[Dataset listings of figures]
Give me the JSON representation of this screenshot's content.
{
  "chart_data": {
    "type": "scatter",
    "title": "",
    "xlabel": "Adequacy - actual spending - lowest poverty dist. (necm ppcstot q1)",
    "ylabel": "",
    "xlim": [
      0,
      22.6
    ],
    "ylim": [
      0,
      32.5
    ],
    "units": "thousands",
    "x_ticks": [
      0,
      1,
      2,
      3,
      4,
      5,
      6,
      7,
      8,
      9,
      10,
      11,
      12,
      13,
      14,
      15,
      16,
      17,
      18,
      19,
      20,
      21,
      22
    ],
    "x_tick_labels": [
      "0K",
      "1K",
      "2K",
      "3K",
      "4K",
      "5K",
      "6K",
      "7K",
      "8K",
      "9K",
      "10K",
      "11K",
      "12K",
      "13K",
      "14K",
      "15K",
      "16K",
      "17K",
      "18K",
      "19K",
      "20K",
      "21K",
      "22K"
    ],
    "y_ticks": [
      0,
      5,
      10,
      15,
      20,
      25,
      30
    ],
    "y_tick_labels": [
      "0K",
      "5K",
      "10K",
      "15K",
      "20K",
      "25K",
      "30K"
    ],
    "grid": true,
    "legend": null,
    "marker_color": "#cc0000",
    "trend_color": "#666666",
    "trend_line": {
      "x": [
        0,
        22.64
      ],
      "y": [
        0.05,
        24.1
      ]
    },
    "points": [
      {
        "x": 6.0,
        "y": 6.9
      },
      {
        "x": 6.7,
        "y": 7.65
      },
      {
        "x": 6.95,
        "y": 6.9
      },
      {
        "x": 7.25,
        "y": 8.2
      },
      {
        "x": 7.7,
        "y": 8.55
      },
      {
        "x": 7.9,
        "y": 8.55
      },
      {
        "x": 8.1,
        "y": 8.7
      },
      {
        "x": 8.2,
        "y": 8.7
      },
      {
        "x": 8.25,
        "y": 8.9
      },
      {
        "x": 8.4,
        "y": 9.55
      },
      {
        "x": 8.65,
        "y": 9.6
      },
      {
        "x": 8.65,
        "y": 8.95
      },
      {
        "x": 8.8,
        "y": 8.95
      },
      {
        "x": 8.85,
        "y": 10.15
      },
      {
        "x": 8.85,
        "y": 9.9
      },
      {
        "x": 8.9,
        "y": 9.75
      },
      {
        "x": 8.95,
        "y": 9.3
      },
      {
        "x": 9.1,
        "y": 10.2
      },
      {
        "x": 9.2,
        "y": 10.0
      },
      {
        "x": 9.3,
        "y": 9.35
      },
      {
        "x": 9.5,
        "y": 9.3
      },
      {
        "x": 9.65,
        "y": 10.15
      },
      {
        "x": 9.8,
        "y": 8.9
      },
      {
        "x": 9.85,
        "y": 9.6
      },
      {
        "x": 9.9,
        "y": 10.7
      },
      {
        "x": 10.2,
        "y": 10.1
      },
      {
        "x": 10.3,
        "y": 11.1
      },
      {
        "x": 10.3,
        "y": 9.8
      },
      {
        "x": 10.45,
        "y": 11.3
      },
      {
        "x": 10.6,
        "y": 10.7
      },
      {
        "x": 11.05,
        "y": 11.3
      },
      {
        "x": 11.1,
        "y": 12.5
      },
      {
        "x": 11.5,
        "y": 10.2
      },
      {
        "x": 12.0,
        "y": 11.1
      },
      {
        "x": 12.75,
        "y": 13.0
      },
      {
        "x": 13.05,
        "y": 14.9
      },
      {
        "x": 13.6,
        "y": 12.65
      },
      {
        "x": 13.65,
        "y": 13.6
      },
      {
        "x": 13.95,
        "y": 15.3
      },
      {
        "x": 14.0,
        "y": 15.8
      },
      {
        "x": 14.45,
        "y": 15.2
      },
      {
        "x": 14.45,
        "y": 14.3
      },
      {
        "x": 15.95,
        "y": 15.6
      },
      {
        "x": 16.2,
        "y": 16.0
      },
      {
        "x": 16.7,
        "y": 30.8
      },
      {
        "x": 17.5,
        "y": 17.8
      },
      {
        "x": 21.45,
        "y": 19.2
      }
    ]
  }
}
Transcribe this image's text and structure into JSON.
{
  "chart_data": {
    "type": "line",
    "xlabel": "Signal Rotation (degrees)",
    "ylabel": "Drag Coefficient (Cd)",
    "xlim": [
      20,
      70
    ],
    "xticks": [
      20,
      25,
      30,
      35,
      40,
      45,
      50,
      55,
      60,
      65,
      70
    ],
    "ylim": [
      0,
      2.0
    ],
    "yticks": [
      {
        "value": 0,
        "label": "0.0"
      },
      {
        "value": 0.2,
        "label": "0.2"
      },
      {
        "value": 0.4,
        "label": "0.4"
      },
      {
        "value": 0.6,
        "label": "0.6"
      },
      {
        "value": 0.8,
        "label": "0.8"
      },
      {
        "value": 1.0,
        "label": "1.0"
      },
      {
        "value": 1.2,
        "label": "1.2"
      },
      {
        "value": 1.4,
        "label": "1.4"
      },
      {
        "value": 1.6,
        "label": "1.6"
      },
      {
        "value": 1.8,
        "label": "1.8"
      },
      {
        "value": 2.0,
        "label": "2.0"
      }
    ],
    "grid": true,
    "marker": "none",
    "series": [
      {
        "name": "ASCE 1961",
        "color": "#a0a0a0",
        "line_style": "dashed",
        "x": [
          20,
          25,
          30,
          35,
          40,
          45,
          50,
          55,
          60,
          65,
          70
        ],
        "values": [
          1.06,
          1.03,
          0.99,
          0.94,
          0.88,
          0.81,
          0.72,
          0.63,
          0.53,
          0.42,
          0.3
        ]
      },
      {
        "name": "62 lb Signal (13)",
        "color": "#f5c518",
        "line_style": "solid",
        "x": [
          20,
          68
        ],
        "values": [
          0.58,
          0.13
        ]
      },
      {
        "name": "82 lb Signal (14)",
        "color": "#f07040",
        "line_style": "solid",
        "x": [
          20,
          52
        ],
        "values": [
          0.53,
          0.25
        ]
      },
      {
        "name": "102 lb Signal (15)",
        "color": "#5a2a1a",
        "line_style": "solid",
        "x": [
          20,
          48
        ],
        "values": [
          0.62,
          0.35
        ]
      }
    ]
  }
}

> **What to work on**
Scan the data above; copy every line where "xlabel" appears.

> **Solution**
    "xlabel": "Adequacy - actual spending - lowest poverty dist. (necm ppcstot q1)",
    "xlabel": "Signal Rotation (degrees)",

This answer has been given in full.